■ **SHORT EXERCISE**
For each line that holds "Situation", copy the line out.

■ **ROWS**
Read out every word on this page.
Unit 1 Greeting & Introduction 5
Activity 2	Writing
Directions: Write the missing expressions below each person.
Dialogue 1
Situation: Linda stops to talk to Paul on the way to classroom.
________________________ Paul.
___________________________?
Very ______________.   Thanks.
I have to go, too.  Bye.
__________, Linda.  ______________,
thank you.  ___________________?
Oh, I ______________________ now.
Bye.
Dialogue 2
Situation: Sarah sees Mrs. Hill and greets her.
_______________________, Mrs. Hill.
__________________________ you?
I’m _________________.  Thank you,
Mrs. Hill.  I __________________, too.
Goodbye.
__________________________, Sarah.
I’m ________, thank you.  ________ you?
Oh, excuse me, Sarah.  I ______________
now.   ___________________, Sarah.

■ **COMPLETED EXERCISE**
Situation: Linda stops to talk to Paul on the way to classroom.
Situation: Sarah sees Mrs. Hill and greets her.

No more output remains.